INSTRUCTION:
Show every line below where "JSON" can be found.
#### PROVIDED DATA ####
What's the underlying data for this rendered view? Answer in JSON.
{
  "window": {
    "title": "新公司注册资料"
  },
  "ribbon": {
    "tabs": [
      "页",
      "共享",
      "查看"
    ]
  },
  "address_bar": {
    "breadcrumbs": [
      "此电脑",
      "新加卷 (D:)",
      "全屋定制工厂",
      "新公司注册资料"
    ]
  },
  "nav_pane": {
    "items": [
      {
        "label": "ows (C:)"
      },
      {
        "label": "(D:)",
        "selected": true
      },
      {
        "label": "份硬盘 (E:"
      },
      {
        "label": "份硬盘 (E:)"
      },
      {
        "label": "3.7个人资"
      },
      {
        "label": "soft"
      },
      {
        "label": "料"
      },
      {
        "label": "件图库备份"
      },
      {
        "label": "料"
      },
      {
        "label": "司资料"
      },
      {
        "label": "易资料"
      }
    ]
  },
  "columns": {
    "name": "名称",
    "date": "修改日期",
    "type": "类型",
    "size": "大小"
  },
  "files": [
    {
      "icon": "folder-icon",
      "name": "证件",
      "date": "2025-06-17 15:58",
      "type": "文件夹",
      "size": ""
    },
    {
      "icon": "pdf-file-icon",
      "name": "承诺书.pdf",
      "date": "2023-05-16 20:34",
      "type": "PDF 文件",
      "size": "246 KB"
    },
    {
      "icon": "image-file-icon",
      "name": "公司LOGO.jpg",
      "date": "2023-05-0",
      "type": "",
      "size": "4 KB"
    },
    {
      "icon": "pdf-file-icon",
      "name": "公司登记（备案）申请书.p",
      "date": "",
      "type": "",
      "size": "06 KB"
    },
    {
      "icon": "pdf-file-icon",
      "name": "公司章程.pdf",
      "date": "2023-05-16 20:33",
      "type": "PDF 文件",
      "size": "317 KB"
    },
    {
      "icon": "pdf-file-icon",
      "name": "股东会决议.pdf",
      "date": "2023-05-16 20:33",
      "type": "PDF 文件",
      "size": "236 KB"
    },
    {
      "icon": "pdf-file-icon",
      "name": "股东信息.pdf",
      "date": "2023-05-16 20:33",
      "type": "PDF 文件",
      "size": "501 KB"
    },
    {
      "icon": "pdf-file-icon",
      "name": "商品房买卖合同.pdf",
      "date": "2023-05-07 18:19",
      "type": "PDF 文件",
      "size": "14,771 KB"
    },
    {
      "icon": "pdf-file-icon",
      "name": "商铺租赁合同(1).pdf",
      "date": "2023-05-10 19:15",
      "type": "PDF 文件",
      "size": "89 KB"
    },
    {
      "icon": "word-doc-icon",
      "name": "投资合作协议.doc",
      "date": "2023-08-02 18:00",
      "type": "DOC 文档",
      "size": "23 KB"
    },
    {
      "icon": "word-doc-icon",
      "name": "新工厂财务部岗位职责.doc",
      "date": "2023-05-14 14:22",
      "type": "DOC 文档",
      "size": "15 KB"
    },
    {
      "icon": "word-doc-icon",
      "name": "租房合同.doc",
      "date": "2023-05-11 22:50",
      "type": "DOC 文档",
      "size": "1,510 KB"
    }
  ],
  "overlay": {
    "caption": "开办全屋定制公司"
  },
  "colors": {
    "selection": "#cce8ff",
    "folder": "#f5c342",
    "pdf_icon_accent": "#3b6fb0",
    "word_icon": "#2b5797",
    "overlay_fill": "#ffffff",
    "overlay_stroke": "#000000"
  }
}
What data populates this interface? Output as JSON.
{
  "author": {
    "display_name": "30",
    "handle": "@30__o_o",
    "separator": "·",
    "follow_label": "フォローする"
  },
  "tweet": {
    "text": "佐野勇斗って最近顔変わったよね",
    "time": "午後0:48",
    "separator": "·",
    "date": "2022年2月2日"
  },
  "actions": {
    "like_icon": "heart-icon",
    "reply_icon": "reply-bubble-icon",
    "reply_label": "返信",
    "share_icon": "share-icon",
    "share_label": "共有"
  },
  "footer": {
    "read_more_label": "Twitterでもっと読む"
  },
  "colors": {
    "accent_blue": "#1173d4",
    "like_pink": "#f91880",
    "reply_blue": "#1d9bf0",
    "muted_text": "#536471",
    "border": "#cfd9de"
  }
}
####
RESULT FOR THIS EXERCISE:
What's the underlying data for this rendered view? Answer in JSON.
What data populates this interface? Output as JSON.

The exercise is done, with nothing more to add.